** Start of Selected excerpt **

LUFRA INVESTMENTS PTY LIMITED (A.C.N. 107 791 104)

First Respondent

JOHN SHEPLEY

Second Respondent

REASONS FOR JUDGMENT

Introductory

  1. The applicant seeks declaratory and other relief arising out of the employment of Marie and Stanley Adness by the first respondent and the alleged failure of the respondents both to comply with the law and to pay them their entitlements. 

  2. The respondents, in part, admit contravening the relevant industrial law and/or industrial instruments but deny that they are obliged to pay the Adnesses anything. 

  3. The second respondent, additionally, asserts that he was not involved in the unlawful actions of the first respondent in the manner proscribed by the relevant legislation. 

  4. For the reasons that follow I think the applicant has made out his case against both respondents and I will hear further from the parties as to what should follow from this conclusion. 

The facts

  1. This unusual case cannot be understood without a recitation of the relevant facts. 

  2. In 2004, Mr and Mrs Adness had some discussions with Judith Holland about the possibility of them moving from Queensland, where they then lived, to Hobart and working at the Lufra Hotel. 

  3. Further to those discussions, Mrs Holland suggested that Mr and Mrs Adness visit the Lufra Hotel and consider whether they would like to work there, which they did in about September/October 2004.

** End of Selected excerpt **
** Start of Excerpted records **

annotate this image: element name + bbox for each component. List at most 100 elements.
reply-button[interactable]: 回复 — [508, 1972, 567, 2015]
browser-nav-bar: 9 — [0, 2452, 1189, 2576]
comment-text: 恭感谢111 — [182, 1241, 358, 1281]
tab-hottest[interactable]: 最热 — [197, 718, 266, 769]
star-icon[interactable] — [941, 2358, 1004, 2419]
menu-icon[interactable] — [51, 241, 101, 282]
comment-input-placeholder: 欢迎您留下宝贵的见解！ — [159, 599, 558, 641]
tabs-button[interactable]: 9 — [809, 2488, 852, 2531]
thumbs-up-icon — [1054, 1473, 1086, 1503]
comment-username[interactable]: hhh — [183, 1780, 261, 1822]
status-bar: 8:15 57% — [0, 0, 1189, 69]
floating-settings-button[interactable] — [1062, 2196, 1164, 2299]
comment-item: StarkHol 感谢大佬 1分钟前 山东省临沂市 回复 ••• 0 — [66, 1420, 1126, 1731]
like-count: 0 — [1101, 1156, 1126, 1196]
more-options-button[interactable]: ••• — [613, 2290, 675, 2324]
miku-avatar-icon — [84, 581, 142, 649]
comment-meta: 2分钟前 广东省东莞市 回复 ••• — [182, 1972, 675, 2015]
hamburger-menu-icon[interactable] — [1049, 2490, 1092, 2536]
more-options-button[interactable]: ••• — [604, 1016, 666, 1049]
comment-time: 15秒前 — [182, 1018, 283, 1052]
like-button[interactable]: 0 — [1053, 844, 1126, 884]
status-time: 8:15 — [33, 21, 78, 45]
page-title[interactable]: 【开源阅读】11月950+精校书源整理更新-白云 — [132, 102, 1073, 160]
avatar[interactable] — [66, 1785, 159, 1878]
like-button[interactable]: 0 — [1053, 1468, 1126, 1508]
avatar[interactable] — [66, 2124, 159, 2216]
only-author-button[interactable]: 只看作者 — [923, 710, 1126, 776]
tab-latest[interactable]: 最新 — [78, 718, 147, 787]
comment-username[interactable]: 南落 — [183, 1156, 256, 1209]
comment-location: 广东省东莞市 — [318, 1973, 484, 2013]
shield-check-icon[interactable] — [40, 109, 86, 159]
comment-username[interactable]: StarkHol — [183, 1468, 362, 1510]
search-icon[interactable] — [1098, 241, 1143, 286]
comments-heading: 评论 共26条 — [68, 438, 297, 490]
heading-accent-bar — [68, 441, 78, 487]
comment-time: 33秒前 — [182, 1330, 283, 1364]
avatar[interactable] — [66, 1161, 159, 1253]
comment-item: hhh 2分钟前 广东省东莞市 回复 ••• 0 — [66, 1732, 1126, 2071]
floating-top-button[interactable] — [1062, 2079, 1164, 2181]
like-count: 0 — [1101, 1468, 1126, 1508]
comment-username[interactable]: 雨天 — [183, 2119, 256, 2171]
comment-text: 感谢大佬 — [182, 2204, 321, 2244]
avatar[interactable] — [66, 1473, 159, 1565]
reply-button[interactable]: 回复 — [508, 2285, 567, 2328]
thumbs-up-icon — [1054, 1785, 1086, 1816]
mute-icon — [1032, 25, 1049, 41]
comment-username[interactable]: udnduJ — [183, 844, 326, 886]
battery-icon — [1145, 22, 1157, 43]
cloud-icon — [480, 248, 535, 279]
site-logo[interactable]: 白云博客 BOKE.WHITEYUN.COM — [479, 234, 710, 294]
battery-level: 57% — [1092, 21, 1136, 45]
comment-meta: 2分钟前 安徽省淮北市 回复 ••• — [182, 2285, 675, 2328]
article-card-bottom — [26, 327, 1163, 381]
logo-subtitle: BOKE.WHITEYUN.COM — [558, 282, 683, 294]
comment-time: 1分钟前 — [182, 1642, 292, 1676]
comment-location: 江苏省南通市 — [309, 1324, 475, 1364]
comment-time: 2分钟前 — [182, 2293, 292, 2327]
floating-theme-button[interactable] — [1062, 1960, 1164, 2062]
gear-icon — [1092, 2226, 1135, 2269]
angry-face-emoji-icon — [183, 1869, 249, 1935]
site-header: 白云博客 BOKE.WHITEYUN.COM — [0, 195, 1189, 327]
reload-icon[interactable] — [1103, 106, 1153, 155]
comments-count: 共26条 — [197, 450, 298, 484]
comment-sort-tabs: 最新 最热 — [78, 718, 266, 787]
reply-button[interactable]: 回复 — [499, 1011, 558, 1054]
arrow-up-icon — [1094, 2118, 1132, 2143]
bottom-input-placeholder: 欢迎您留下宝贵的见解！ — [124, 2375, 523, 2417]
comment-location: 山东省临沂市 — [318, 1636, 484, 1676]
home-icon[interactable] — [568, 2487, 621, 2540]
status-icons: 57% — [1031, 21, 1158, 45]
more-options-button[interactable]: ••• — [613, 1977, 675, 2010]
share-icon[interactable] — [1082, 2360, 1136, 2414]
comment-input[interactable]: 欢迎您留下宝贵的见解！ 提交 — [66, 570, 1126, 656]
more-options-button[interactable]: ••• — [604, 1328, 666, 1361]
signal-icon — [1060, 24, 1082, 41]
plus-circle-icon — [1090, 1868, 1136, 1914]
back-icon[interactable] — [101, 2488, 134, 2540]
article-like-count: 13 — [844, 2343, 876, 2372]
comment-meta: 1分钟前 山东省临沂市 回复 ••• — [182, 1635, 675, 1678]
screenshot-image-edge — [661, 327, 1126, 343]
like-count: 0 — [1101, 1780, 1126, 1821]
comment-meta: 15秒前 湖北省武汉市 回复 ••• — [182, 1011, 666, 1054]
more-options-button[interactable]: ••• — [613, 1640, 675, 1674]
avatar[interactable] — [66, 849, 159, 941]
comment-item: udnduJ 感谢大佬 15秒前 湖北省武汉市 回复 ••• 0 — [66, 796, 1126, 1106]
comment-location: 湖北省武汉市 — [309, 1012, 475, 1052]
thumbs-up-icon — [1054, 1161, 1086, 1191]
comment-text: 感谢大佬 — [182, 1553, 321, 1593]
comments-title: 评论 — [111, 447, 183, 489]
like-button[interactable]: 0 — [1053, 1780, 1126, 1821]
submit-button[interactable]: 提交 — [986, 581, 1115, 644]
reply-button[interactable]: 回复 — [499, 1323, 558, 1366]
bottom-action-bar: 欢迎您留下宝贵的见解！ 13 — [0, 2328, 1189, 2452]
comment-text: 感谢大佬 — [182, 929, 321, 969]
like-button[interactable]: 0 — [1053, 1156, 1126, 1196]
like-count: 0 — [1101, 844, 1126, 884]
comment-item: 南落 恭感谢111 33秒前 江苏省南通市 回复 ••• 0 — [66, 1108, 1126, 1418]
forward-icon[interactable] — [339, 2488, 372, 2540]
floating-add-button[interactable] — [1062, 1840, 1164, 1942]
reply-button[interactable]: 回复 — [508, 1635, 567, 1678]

** End of Excerpted records **

> _Work instructions_
A. Reproduce the passage of the judgment excerpt between "4. For the reasons" and "from this conclusion.", inclusive, word for word.
B. Transcribe the records from their first line through the line holding "comment-text: 恭感谢111 — [182, 1241, 358, 1281]", inclusive, keeping every line unchanged.

> _Responses in order_
A.
4. For the reasons that follow I think the applicant has made out his case against both respondents and I will hear further from the parties as to what should follow from this conclusion.

B.
annotate this image: element name + bbox for each component. List at most 100 elements.
reply-button[interactable]: 回复 — [508, 1972, 567, 2015]
browser-nav-bar: 9 — [0, 2452, 1189, 2576]
comment-text: 恭感谢111 — [182, 1241, 358, 1281]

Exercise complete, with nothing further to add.